MATERIAL
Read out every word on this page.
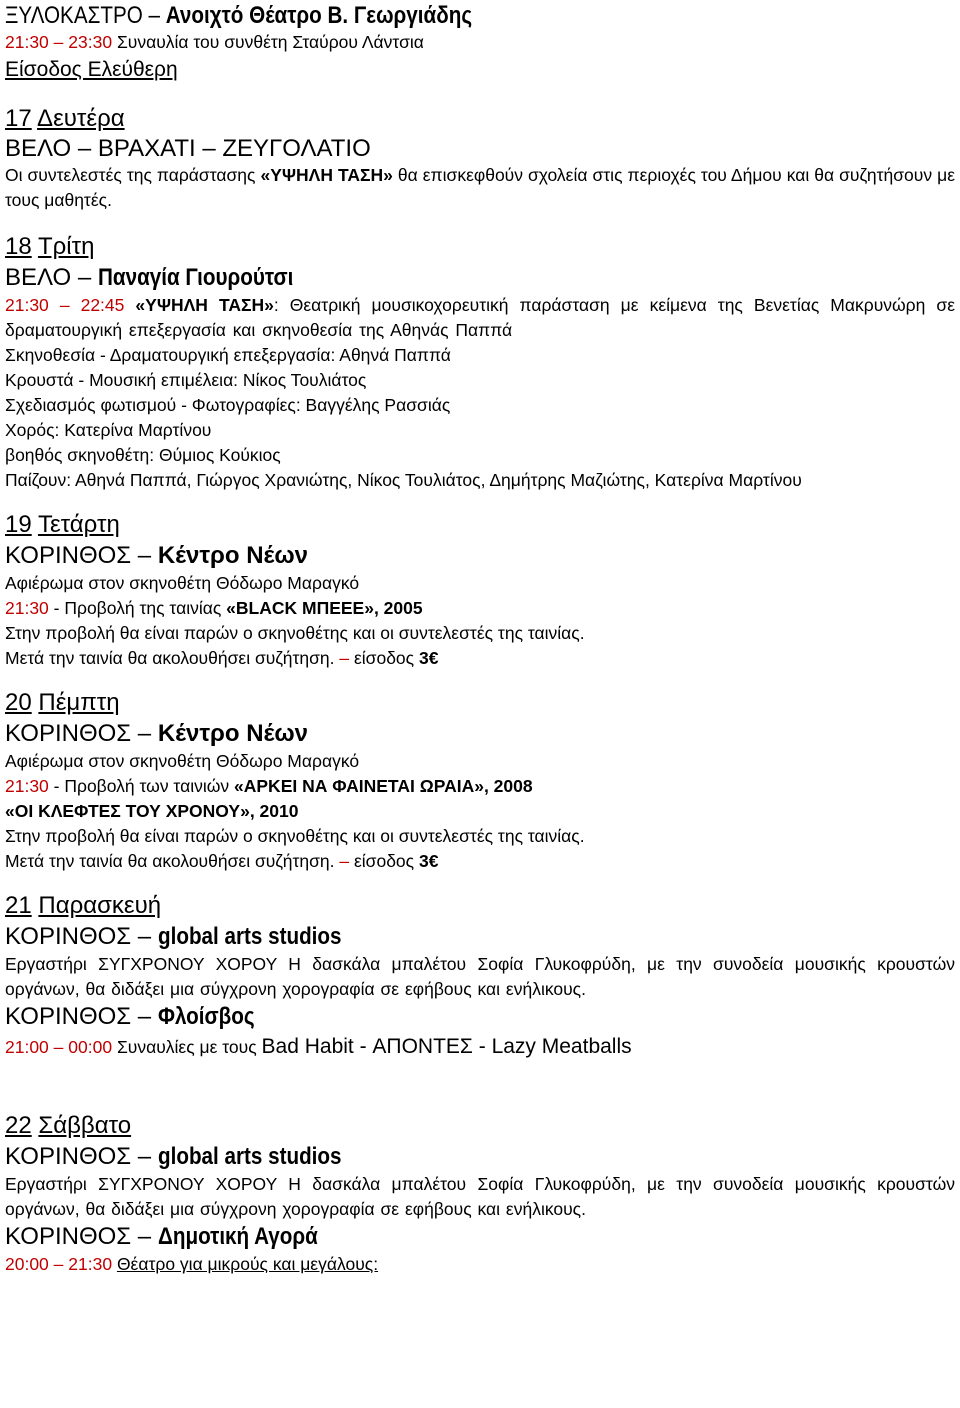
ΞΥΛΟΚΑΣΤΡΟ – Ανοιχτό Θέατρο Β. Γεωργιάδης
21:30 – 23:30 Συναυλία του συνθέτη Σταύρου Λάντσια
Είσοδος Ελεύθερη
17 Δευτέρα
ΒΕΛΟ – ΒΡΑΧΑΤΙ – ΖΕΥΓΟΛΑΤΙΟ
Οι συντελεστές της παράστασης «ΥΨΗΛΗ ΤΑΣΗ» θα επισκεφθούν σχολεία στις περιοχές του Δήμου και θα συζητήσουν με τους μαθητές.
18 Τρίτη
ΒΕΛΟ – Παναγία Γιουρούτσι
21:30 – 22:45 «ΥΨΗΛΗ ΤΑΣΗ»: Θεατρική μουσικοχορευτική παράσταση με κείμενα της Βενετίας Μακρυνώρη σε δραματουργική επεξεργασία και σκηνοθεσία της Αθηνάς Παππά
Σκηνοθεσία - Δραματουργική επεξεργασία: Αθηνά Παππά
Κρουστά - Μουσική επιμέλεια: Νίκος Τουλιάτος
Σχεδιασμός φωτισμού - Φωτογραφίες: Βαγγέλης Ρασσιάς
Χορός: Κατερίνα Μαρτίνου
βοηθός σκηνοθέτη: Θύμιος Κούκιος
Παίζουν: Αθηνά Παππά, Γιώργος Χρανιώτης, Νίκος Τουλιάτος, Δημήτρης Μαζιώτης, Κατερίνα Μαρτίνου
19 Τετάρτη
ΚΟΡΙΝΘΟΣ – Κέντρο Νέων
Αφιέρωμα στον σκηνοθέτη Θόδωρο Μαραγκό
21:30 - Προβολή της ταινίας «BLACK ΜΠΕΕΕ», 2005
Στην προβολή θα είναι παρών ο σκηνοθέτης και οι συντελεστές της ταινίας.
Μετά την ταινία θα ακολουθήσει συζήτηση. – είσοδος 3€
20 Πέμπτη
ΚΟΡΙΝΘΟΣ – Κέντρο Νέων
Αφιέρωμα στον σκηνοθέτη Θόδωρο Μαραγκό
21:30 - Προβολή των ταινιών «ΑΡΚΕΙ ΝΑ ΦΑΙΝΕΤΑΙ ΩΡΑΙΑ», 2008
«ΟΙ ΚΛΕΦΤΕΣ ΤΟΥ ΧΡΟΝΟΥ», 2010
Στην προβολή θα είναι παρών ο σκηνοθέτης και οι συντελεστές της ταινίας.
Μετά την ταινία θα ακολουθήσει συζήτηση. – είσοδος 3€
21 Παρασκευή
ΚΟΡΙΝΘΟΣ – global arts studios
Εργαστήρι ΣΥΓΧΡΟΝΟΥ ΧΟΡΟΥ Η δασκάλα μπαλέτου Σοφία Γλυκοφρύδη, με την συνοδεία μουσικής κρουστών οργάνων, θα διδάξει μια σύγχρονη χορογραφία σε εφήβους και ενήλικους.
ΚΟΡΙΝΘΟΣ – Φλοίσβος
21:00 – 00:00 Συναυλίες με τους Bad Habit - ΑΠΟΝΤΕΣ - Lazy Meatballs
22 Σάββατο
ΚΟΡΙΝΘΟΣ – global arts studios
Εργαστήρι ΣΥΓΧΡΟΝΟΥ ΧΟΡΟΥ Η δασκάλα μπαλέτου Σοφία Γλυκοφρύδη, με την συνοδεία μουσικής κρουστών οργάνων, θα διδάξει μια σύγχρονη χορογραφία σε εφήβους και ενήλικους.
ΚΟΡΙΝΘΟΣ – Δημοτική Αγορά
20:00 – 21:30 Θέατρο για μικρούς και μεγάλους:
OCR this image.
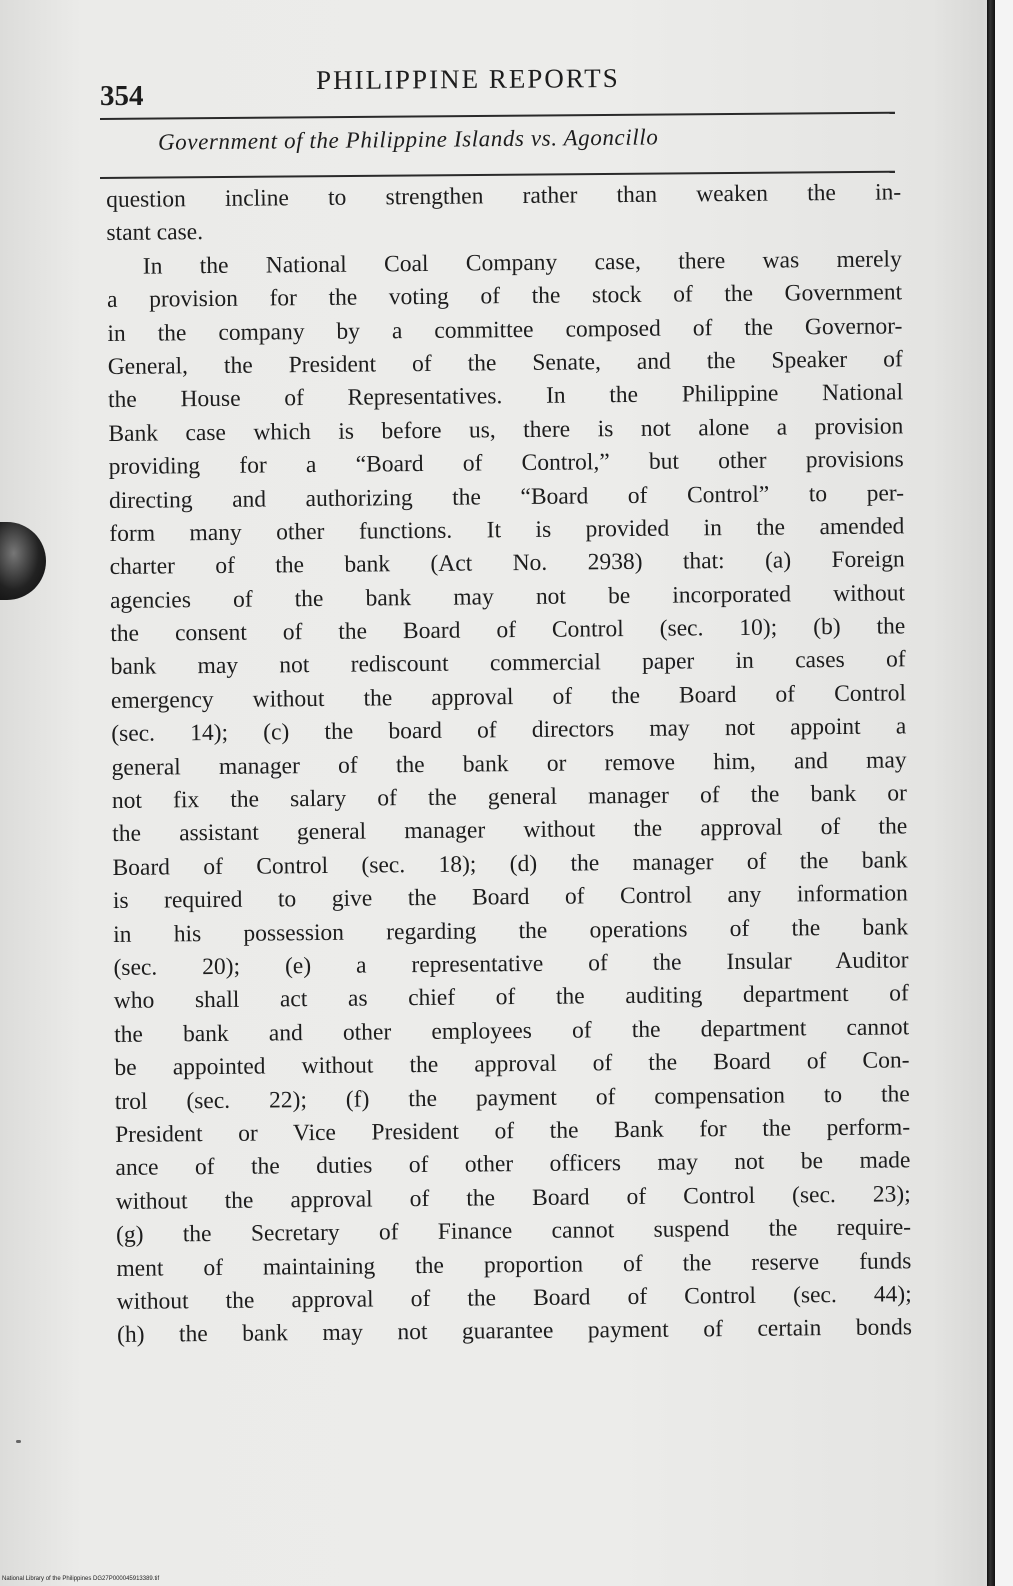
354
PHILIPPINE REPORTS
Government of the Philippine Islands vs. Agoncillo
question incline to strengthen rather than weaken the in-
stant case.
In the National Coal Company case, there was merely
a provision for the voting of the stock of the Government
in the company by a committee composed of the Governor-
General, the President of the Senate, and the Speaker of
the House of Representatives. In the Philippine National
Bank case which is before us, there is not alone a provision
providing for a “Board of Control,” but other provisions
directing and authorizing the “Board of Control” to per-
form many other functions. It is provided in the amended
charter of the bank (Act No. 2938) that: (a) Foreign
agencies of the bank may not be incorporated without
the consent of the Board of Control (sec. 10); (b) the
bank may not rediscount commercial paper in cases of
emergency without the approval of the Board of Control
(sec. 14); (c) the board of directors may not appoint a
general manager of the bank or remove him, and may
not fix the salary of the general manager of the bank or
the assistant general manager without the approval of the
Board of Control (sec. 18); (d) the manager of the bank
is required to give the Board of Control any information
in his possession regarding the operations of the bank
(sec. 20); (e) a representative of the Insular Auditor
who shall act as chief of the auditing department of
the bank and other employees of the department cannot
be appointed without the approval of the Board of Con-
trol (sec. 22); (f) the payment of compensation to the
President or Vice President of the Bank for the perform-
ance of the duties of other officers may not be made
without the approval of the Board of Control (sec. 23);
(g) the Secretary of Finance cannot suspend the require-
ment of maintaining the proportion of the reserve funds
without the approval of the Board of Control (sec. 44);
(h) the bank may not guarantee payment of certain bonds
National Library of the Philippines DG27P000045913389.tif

==

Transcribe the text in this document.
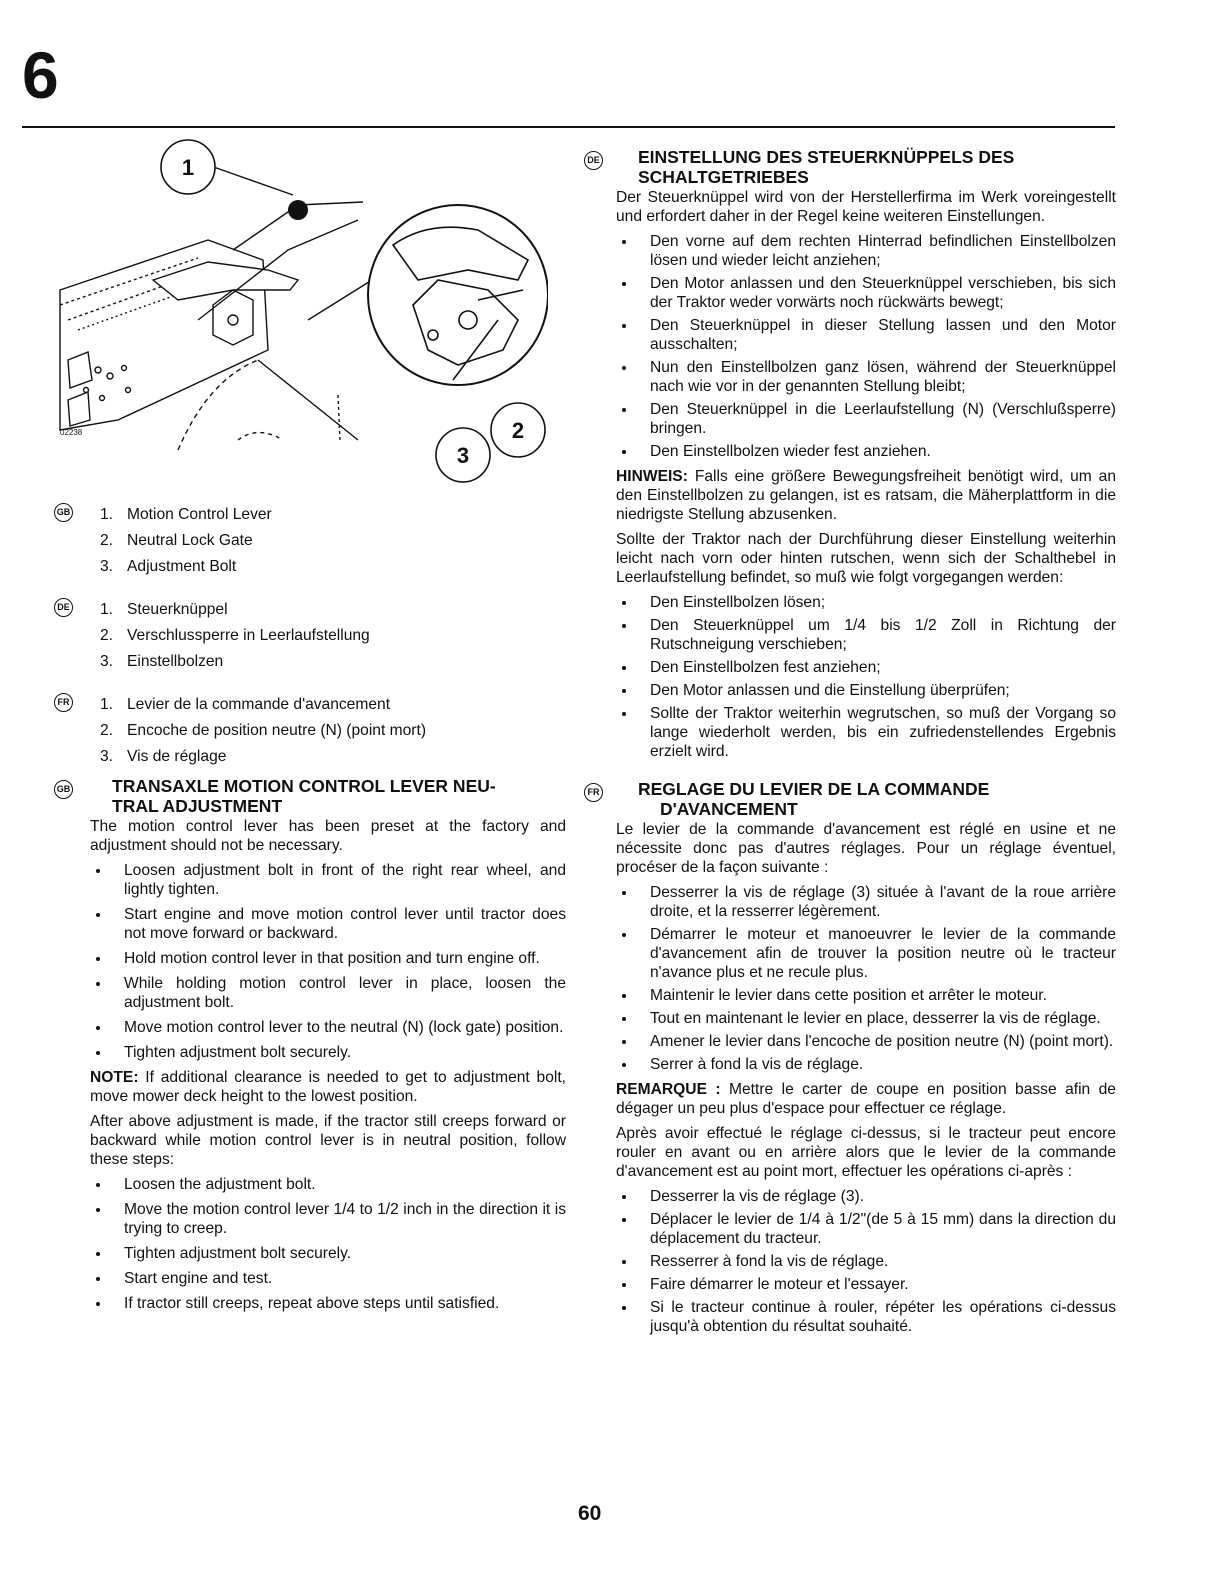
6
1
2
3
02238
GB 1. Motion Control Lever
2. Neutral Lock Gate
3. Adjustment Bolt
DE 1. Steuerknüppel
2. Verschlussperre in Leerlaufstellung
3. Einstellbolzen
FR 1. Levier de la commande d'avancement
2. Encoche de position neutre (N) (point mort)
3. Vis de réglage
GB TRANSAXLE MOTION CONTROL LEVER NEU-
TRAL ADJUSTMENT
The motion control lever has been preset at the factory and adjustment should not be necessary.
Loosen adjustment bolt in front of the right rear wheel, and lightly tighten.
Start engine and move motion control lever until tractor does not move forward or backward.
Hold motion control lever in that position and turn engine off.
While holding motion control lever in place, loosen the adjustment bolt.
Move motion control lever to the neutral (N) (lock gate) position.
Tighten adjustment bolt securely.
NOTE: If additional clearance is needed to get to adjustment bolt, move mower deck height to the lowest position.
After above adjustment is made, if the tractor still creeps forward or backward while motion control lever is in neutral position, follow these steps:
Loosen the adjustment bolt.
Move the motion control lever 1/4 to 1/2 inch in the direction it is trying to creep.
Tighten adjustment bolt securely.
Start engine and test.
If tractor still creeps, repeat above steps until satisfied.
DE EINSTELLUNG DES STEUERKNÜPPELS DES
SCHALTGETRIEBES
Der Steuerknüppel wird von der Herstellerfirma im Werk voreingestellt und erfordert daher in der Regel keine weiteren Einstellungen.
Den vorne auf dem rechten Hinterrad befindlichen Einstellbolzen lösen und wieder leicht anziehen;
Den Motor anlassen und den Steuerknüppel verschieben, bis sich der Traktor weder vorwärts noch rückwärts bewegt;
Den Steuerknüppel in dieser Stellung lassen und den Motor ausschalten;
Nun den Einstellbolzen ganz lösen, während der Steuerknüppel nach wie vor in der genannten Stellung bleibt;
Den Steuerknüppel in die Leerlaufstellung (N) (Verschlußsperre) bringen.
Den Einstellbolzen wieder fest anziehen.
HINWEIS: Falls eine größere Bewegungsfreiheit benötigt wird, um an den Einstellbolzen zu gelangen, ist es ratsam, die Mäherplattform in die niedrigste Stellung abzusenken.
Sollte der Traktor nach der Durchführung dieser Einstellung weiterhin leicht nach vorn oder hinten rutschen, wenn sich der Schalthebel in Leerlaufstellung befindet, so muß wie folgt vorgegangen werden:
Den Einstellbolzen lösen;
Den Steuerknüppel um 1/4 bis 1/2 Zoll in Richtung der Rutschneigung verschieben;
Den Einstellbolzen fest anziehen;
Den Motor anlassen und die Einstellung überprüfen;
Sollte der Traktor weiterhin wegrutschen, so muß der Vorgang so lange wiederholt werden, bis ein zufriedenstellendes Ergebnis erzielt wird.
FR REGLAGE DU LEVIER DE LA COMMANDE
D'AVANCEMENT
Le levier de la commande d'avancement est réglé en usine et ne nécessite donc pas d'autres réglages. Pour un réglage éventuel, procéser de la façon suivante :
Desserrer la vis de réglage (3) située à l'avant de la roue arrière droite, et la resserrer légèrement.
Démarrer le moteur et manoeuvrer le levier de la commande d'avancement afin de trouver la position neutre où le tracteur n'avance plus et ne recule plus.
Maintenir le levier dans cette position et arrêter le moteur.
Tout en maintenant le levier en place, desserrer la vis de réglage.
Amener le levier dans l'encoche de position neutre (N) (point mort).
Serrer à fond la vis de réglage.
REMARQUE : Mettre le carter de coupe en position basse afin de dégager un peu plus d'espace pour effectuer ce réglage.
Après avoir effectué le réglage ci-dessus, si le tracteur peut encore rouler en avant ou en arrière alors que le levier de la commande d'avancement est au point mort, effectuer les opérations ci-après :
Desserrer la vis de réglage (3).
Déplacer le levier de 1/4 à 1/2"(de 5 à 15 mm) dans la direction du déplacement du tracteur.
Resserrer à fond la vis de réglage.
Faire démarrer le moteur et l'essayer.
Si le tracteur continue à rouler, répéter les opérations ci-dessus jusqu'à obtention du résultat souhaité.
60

EXERCISE DIRECTIONS
Extract each line holding the string "cannot".

COMPLETED EXERCISE
the bank and other employees of the department cannot
(g) the Secretary of Finance cannot suspend the require-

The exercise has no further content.